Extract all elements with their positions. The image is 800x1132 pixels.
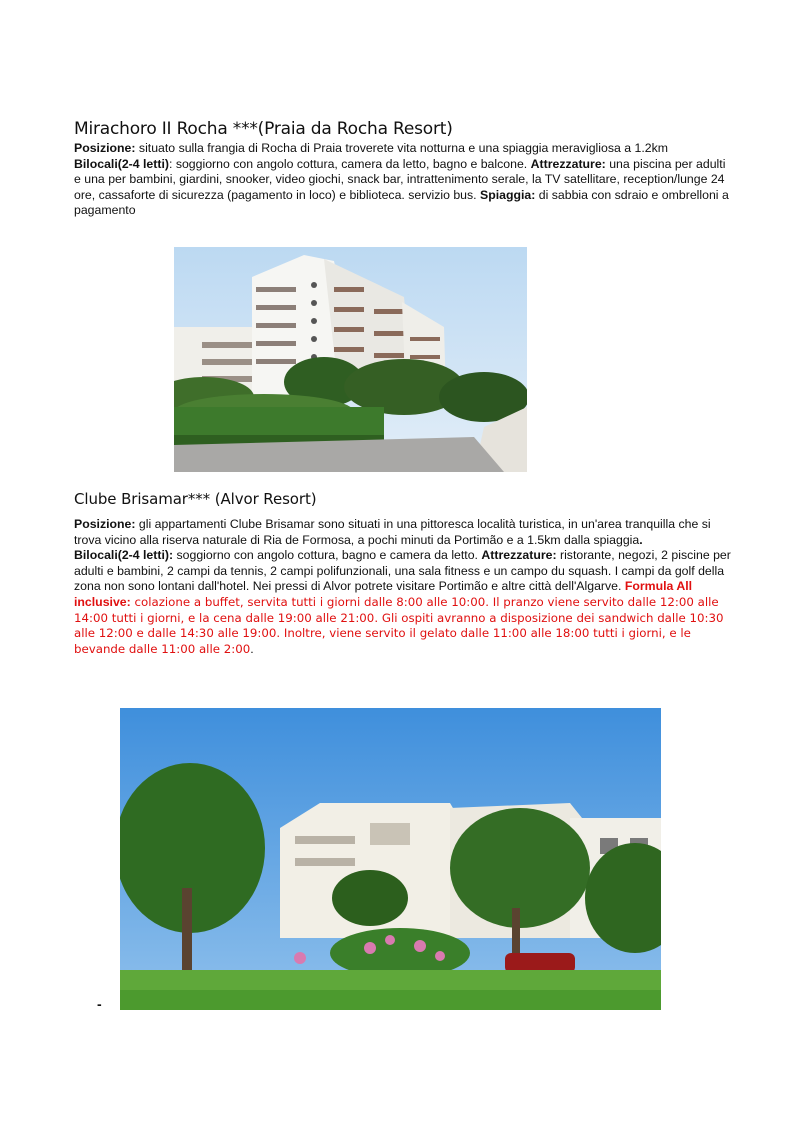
- hotel1-title: Mirachoro II Rocha ***(Praia da Rocha Resort): [74, 119, 453, 139]
- hotel2-attrezzature-text: ristorante, negozi, 2 piscine per adulti e bambini, 2 campi da tennis, 2 campi polifunzionali, una sala fitness e un campo du squash. I campi da golf della zona non sono lontani dall'hotel. Nei pressi di Alvor potrete visitare Portimão e altre città dell'Algarve.: [74, 548, 731, 594]
- hotel1-bilocali-label: Bilocali(2-4 letti): [74, 156, 169, 171]
- hotel1-bilocali-text: : soggiorno con angolo cottura, camera da letto, bagno e balcone.: [168, 156, 531, 171]
- hotel1-attrezzature-text: una piscina per adulti e una per bambini, giardini, snooker, video giochi, snack bar, intrattenimento serale, la TV satellitare, reception/lunge 24 ore, cassaforte di sicurezza (pagamento in loco) e biblioteca. servizio bus.: [74, 156, 726, 202]
- hotel1-spiaggia-text: di sabbia con sdraio e ombrelloni a pagamento: [74, 187, 729, 218]
- hotel2-description: [74, 517, 734, 657]
- hotel1-photo: [174, 247, 527, 472]
- hotel1-posizione-label: Posizione:: [74, 141, 136, 155]
- hotel1-posizione-text: situato sulla frangia di Rocha di Praia troverete vita notturna e una spiaggia meravigliosa a 1.2km: [135, 141, 668, 155]
- hotel1-attrezzature-label: Attrezzature:: [530, 156, 606, 171]
- hotel2-posizione-text: gli appartamenti Clube Brisamar sono situati in una pittoresca località turistica, in un'area tranquilla che si trova vicino alla riserva naturale di Ria de Formosa, a pochi minuti da Portimão e a 1.5km dalla spiaggia: [74, 517, 711, 547]
- hotel2-title: Clube Brisamar*** (Alvor Resort): [74, 490, 317, 508]
- hotel2-attrezzature-label: Attrezzature:: [481, 548, 557, 563]
- hotel2-posizione-end: .: [639, 532, 643, 547]
- hotel2-bilocali-text: soggiorno con angolo cottura, bagno e camera da letto.: [173, 548, 482, 563]
- hotel2-formula-text: colazione a buffet, servita tutti i giorni dalle 8:00 alle 10:00. Il pranzo viene servito dalle 12:00 alle 14:00 tutti i giorni, e la cena dalle 19:00 alle 21:00. Gli ospiti avranno a disposizione dei sandwich dalle 10:30 alle 12:00 e dalle 14:30 alle 19:00. Inoltre, viene servito il gelato dalle 11:00 alle 18:00 tutti i giorni, e le bevande dalle 11:00 alle 2:00: [74, 594, 724, 656]
- hotel2-bilocali-label: Bilocali(2-4 letti):: [74, 548, 174, 563]
- footer-dash: -: [97, 996, 102, 1012]
- hotel1-spiaggia-label: Spiaggia:: [480, 187, 536, 202]
- hotel2-formula-end: .: [250, 641, 254, 656]
- hotel2-formula-label: Formula All inclusive:: [74, 579, 693, 609]
- hotel2-posizione-label: Posizione:: [74, 517, 136, 531]
- hotel2-photo: [120, 708, 661, 1010]
- hotel1-description: [74, 141, 734, 219]
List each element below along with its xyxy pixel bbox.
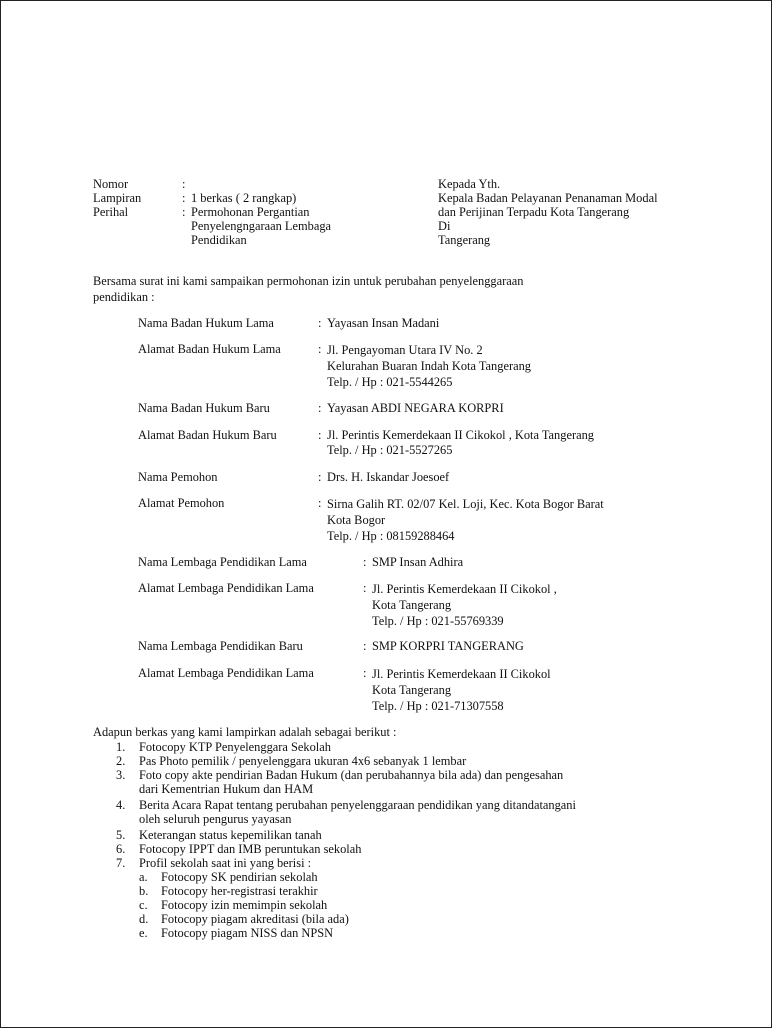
field-value (327, 401, 504, 415)
field-colon: : (363, 581, 367, 595)
field-value (327, 428, 594, 458)
field-value-line: Jl. Perintis Kemerdekaan II Cikokol (372, 667, 551, 681)
field-value-line: Kelurahan Buaran Indah Kota Tangerang (327, 359, 531, 373)
nomor-colon: : (182, 177, 186, 191)
field-value-line: Drs. H. Iskandar Joesoef (327, 470, 450, 484)
perihal-label: Perihal (93, 205, 129, 219)
field-value-line: Yayasan Insan Madani (327, 316, 440, 330)
field-value-line: Yayasan ABDI NEGARA KORPRI (327, 401, 504, 415)
field-colon: : (318, 342, 322, 356)
field-value-line: Telp. / Hp : 08159288464 (327, 529, 455, 543)
field-colon: : (318, 401, 322, 415)
perihal-line: Pendidikan (191, 233, 247, 247)
field-value (327, 496, 604, 544)
subitem-letter: a. (139, 870, 148, 884)
attachment-item (139, 798, 576, 826)
field-colon: : (318, 316, 322, 330)
field-label: Alamat Lembaga Pendidikan Lama (138, 666, 314, 680)
recipient-line: dan Perijinan Terpadu Kota Tangerang (438, 205, 630, 219)
intro-line: pendidikan : (93, 290, 155, 304)
perihal-line: Permohonan Pergantian (191, 205, 310, 219)
field-label: Alamat Badan Hukum Baru (138, 428, 277, 442)
attachment-line: Berita Acara Rapat tentang perubahan penyelenggaraan pendidikan yang ditandatangani (139, 798, 576, 812)
field-label: Nama Lembaga Pendidikan Lama (138, 555, 307, 569)
attachments-intro: Adapun berkas yang kami lampirkan adalah sebagai berikut : (93, 725, 397, 739)
field-colon: : (363, 639, 367, 653)
subitem-letter: c. (139, 898, 148, 912)
attachment-item (139, 842, 361, 856)
field-value-line: Jl. Perintis Kemerdekaan II Cikokol , Kota Tangerang (327, 428, 594, 442)
lampiran-value: 1 berkas ( 2 rangkap) (191, 191, 297, 205)
recipient-line: Tangerang (438, 233, 491, 247)
field-colon: : (318, 428, 322, 442)
nomor-label: Nomor (93, 177, 129, 191)
recipient-block (438, 177, 658, 247)
perihal-line: Penyelengngaraan Lembaga (191, 219, 332, 233)
attachment-item (139, 828, 322, 842)
recipient-line: Di (438, 219, 451, 233)
field-label: Alamat Badan Hukum Lama (138, 342, 281, 356)
attachment-number: 6. (116, 842, 126, 856)
recipient-line: Kepala Badan Pelayanan Penanaman Modal (438, 191, 658, 205)
attachment-line: Foto copy akte pendirian Badan Hukum (dan perubahannya bila ada) dan pengesahan (139, 768, 564, 782)
intro-paragraph (93, 274, 523, 304)
attachment-line: Pas Photo pemilik / penyelenggara ukuran 4x6 sebanyak 1 lembar (139, 754, 467, 768)
attachment-item (139, 856, 311, 870)
attachment-line: dari Kementrian Hukum dan HAM (139, 782, 314, 796)
attachment-line: Profil sekolah saat ini yang berisi : (139, 856, 312, 870)
attachment-line: Fotocopy KTP Penyelenggara Sekolah (139, 740, 331, 754)
field-label: Nama Pemohon (138, 470, 218, 484)
field-label: Alamat Lembaga Pendidikan Lama (138, 581, 314, 595)
attachment-number: 2. (116, 754, 126, 768)
attachment-line: oleh seluruh pengurus yayasan (139, 812, 292, 826)
field-colon: : (363, 666, 367, 680)
field-colon: : (318, 496, 322, 510)
field-label: Nama Badan Hukum Lama (138, 316, 274, 330)
subitem-text: Fotocopy izin memimpin sekolah (161, 898, 328, 912)
field-value-line: Telp. / Hp : 021-5544265 (327, 375, 453, 389)
field-value-line: Telp. / Hp : 021-71307558 (372, 699, 504, 713)
field-value (372, 581, 557, 629)
field-colon: : (318, 470, 322, 484)
field-value (327, 342, 531, 390)
subitem-text: Fotocopy piagam NISS dan NPSN (161, 926, 334, 940)
subitem-text: Fotocopy piagam akreditasi (bila ada) (161, 912, 349, 926)
field-value-line: Kota Tangerang (372, 683, 452, 697)
field-value (327, 470, 449, 484)
subitem-letter: e. (139, 926, 148, 940)
lampiran-colon: : (182, 191, 186, 205)
field-value-line: Telp. / Hp : 021-55769339 (372, 614, 504, 628)
field-value-line: Kota Bogor (327, 513, 386, 527)
field-label: Alamat Pemohon (138, 496, 225, 510)
intro-line: Bersama surat ini kami sampaikan permohonan izin untuk perubahan penyelenggaraan (93, 274, 524, 288)
attachment-number: 5. (116, 828, 126, 842)
perihal-colon: : (182, 205, 186, 219)
attachment-number: 3. (116, 768, 126, 782)
field-value-line: Telp. / Hp : 021-5527265 (327, 443, 453, 457)
field-value-line: SMP Insan Adhira (372, 555, 464, 569)
attachment-number: 4. (116, 798, 126, 812)
subitem-text: Fotocopy SK pendirian sekolah (161, 870, 318, 884)
subitem-letter: b. (139, 884, 149, 898)
attachment-line: Keterangan status kepemilikan tanah (139, 828, 322, 842)
field-value (327, 316, 439, 330)
field-value-line: SMP KORPRI TANGERANG (372, 639, 524, 653)
attachment-item (139, 754, 466, 768)
field-colon: : (363, 555, 367, 569)
field-value (372, 555, 463, 569)
field-value-line: Jl. Pengayoman Utara IV No. 2 (327, 343, 483, 357)
field-value-line: Jl. Perintis Kemerdekaan II Cikokol , (372, 582, 557, 596)
field-value-line: Kota Tangerang (372, 598, 452, 612)
attachment-number: 7. (116, 856, 126, 870)
attachment-line: Fotocopy IPPT dan IMB peruntukan sekolah (139, 842, 362, 856)
attachment-item (139, 740, 331, 754)
field-value (372, 666, 551, 714)
field-value-line: Sirna Galih RT. 02/07 Kel. Loji, Kec. Kota Bogor Barat (327, 497, 604, 511)
attachment-item (139, 768, 563, 796)
subitem-letter: d. (139, 912, 149, 926)
field-label: Nama Lembaga Pendidikan Baru (138, 639, 303, 653)
perihal-value (191, 205, 331, 247)
field-value (372, 639, 524, 653)
recipient-line: Kepada Yth. (438, 177, 501, 191)
field-label: Nama Badan Hukum Baru (138, 401, 270, 415)
subitem-text: Fotocopy her-registrasi terakhir (161, 884, 318, 898)
lampiran-label: Lampiran (93, 191, 142, 205)
attachment-number: 1. (116, 740, 126, 754)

####################

- _EXERCISE DIRECTIONS_: Could you set down, word for word, everything in the data from the line containing "- hotel1-title: Mirachoro" down to the line containing "- hotel1-bilocali-label: Bilocali(2-4", with both of those lines included?

- _ANSWER TO THIS EXERCISE_:
- hotel1-title: Mirachoro II Rocha ***(Praia da Rocha Resort): [74, 119, 453, 139]
- hotel2-attrezzature-text: ristorante, negozi, 2 piscine per adulti e bambini, 2 campi da tennis, 2 campi polifunzionali, una sala fitness e un campo du squash. I campi da golf della zona non sono lontani dall'hotel. Nei pressi di Alvor potrete visitare Portimão e altre città dell'Algarve.: [74, 548, 731, 594]
- hotel1-bilocali-label: Bilocali(2-4 letti): [74, 156, 169, 171]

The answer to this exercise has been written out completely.